## Start Extracted information

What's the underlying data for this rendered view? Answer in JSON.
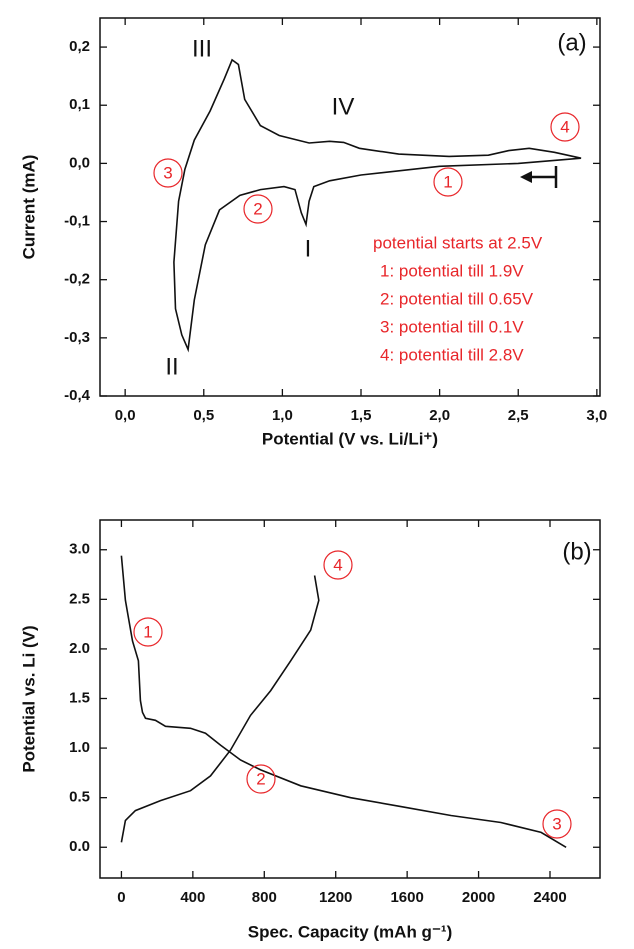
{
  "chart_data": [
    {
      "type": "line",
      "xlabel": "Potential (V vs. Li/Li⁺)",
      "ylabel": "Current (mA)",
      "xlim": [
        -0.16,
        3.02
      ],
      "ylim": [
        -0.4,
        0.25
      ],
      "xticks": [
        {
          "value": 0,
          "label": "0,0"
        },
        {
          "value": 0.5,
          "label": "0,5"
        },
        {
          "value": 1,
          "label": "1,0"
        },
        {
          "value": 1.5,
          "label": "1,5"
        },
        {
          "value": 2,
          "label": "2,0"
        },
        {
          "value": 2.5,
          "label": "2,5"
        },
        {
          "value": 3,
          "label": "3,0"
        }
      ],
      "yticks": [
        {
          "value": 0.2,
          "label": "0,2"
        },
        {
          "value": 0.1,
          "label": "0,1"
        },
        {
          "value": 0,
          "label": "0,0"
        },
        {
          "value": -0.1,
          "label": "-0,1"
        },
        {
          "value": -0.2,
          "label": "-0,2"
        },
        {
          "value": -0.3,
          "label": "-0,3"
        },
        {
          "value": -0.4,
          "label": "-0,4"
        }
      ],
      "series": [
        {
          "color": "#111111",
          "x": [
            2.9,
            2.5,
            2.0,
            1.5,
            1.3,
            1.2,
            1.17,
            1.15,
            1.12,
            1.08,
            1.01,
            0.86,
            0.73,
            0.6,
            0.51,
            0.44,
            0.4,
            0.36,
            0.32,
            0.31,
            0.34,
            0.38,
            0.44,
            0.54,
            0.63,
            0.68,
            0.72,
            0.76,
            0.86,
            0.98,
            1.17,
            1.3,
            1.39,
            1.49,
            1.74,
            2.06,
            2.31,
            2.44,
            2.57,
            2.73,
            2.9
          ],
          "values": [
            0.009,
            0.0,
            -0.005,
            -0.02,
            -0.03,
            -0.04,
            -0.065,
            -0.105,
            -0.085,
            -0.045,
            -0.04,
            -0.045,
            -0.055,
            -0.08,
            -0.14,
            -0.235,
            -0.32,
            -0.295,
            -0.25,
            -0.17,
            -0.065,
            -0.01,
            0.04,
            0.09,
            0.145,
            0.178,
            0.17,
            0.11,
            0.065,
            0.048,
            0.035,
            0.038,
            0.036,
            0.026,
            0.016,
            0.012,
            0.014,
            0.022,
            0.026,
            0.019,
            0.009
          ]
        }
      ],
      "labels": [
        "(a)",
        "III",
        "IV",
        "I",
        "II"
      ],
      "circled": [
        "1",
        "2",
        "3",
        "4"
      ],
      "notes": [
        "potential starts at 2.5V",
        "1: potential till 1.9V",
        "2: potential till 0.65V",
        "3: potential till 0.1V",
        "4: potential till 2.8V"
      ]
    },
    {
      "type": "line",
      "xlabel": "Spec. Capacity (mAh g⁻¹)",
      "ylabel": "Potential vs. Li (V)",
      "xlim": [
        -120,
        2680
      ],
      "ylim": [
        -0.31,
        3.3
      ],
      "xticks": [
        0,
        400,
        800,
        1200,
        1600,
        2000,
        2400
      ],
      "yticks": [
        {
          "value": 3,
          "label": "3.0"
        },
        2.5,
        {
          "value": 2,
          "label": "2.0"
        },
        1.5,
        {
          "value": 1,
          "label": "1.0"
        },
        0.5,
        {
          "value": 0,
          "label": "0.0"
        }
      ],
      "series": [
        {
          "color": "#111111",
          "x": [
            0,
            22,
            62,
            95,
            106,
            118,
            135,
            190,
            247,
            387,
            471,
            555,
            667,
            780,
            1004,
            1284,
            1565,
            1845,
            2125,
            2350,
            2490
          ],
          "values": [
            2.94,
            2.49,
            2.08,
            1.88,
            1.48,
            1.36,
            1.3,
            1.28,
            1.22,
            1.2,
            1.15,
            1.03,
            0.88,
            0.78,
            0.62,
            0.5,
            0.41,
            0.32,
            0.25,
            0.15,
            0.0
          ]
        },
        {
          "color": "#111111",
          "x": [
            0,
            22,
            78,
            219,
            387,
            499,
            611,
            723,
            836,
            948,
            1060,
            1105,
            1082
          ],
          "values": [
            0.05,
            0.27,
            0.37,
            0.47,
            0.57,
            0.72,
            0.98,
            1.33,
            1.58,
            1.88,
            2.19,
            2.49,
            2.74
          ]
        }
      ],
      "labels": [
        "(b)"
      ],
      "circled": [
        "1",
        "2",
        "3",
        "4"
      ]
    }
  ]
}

## End Extracted information

Work to complete:
Return every line holding the word "till" from the records.

Worked answer:
        "1: potential till 1.9V",
        "2: potential till 0.65V",
        "3: potential till 0.1V",
        "4: potential till 2.8V"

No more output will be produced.